▶ [Exercise directions]: Return all of the data exactly as written, without the pictures.

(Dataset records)
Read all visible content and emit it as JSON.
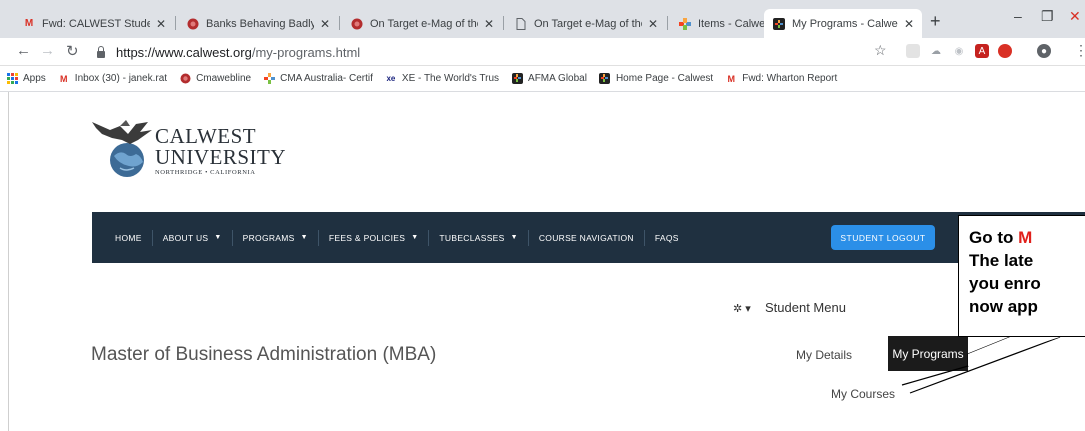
{
  "browser": {
    "tabs": [
      {
        "title": "Fwd: CALWEST Student",
        "icon": "gmail-icon"
      },
      {
        "title": "Banks Behaving Badly –",
        "icon": "site-icon"
      },
      {
        "title": "On Target e-Mag of the",
        "icon": "site-icon"
      },
      {
        "title": "On Target e-Mag of the",
        "icon": "page-icon"
      },
      {
        "title": "Items - Calwest Univers",
        "icon": "joomla-icon"
      },
      {
        "title": "My Programs - Calwest",
        "icon": "joomla-icon"
      }
    ],
    "new_tab": "+",
    "window_controls": {
      "minimize": "–",
      "restore": "❐",
      "close": "✕"
    },
    "address": {
      "host": "https://www.calwest.org",
      "path": "/my-programs.html"
    },
    "bookmarks": [
      {
        "label": "Apps",
        "icon": "apps-grid-icon"
      },
      {
        "label": "Inbox (30) - janek.rat",
        "icon": "gmail-icon"
      },
      {
        "label": "Cmawebline",
        "icon": "site-icon"
      },
      {
        "label": "CMA Australia- Certif",
        "icon": "joomla-icon"
      },
      {
        "label": "XE - The World's Trus",
        "icon": "xe-icon"
      },
      {
        "label": "AFMA Global",
        "icon": "joomla-icon"
      },
      {
        "label": "Home Page - Calwest",
        "icon": "joomla-icon"
      },
      {
        "label": "Fwd: Wharton Report",
        "icon": "gmail-icon"
      }
    ]
  },
  "site": {
    "logo": {
      "line1": "CALWEST",
      "line2": "UNIVERSITY",
      "line3": "NORTHRIDGE • CALIFORNIA"
    },
    "nav": [
      {
        "label": "HOME",
        "dropdown": false
      },
      {
        "label": "ABOUT US",
        "dropdown": true
      },
      {
        "label": "PROGRAMS",
        "dropdown": true
      },
      {
        "label": "FEES & POLICIES",
        "dropdown": true
      },
      {
        "label": "TUBECLASSES",
        "dropdown": true
      },
      {
        "label": "COURSE NAVIGATION",
        "dropdown": false
      },
      {
        "label": "FAQS",
        "dropdown": false
      }
    ],
    "logout_label": "STUDENT LOGOUT",
    "student_menu": {
      "title": "Student Menu",
      "items": {
        "details": "My Details",
        "programs": "My Programs",
        "courses": "My Courses"
      }
    },
    "page_title": "Master of Business Administration (MBA)"
  },
  "callout": {
    "line1_prefix": "Go to ",
    "line1_highlight": "M",
    "line2": "The late",
    "line3": "you enro",
    "line4": "now app",
    "highlight_color": "#e0201b"
  },
  "colors": {
    "nav_bg": "#1f3040",
    "logout_bg": "#2b8fe8",
    "active_menu_bg": "#1b1b1b"
  }
}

▶ [Response below]:
Read all visible content and emit it as JSON.
{
  "browser": {
    "tabs": [
      {
        "title": "Fwd: CALWEST Student",
        "icon": "gmail-icon"
      },
      {
        "title": "Banks Behaving Badly –",
        "icon": "site-icon"
      },
      {
        "title": "On Target e-Mag of the",
        "icon": "site-icon"
      },
      {
        "title": "On Target e-Mag of the",
        "icon": "page-icon"
      },
      {
        "title": "Items - Calwest Univers",
        "icon": "joomla-icon"
      },
      {
        "title": "My Programs - Calwest",
        "icon": "joomla-icon"
      }
    ],
    "new_tab": "+",
    "window_controls": {
      "minimize": "–",
      "restore": "❐",
      "close": "✕"
    },
    "address": {
      "host": "https://www.calwest.org",
      "path": "/my-programs.html"
    },
    "bookmarks": [
      {
        "label": "Apps",
        "icon": "apps-grid-icon"
      },
      {
        "label": "Inbox (30) - janek.rat",
        "icon": "gmail-icon"
      },
      {
        "label": "Cmawebline",
        "icon": "site-icon"
      },
      {
        "label": "CMA Australia- Certif",
        "icon": "joomla-icon"
      },
      {
        "label": "XE - The World's Trus",
        "icon": "xe-icon"
      },
      {
        "label": "AFMA Global",
        "icon": "joomla-icon"
      },
      {
        "label": "Home Page - Calwest",
        "icon": "joomla-icon"
      },
      {
        "label": "Fwd: Wharton Report",
        "icon": "gmail-icon"
      }
    ]
  },
  "site": {
    "logo": {
      "line1": "CALWEST",
      "line2": "UNIVERSITY",
      "line3": "NORTHRIDGE • CALIFORNIA"
    },
    "nav": [
      {
        "label": "HOME",
        "dropdown": false
      },
      {
        "label": "ABOUT US",
        "dropdown": true
      },
      {
        "label": "PROGRAMS",
        "dropdown": true
      },
      {
        "label": "FEES & POLICIES",
        "dropdown": true
      },
      {
        "label": "TUBECLASSES",
        "dropdown": true
      },
      {
        "label": "COURSE NAVIGATION",
        "dropdown": false
      },
      {
        "label": "FAQS",
        "dropdown": false
      }
    ],
    "logout_label": "STUDENT LOGOUT",
    "student_menu": {
      "title": "Student Menu",
      "items": {
        "details": "My Details",
        "programs": "My Programs",
        "courses": "My Courses"
      }
    },
    "page_title": "Master of Business Administration (MBA)"
  },
  "callout": {
    "line1_prefix": "Go to ",
    "line1_highlight": "M",
    "line2": "The late",
    "line3": "you enro",
    "line4": "now app",
    "highlight_color": "#e0201b"
  },
  "colors": {
    "nav_bg": "#1f3040",
    "logout_bg": "#2b8fe8",
    "active_menu_bg": "#1b1b1b"
  }
}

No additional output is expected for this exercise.